* REQUIREMENTS *
Return all of the data exactly as given.

* DATA FOR THIS EXERCISE *
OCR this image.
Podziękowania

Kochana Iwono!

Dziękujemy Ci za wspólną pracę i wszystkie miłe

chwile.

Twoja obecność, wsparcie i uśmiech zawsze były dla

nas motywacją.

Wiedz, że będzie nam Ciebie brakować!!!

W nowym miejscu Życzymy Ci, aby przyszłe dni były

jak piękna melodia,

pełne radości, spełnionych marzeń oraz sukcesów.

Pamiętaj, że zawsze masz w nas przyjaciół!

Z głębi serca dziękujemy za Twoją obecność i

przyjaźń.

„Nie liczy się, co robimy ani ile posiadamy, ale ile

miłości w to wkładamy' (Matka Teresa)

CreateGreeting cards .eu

* THE RESPONSE *
OCR this image.
Podziękowania

Kochana Iwono!

Dziękujemy Ci za wspólną pracę i wszystkie miłe

chwile.

Twoja obecność, wsparcie i uśmiech zawsze były dla

nas motywacją.

Wiedz, że będzie nam Ciebie brakować!!!

W nowym miejscu Życzymy Ci, aby przyszłe dni były

jak piękna melodia,

pełne radości, spełnionych marzeń oraz sukcesów.

Pamiętaj, że zawsze masz w nas przyjaciół!

Z głębi serca dziękujemy za Twoją obecność i

przyjaźń.

„Nie liczy się, co robimy ani ile posiadamy, ale ile

miłości w to wkładamy' (Matka Teresa)

CreateGreeting cards .eu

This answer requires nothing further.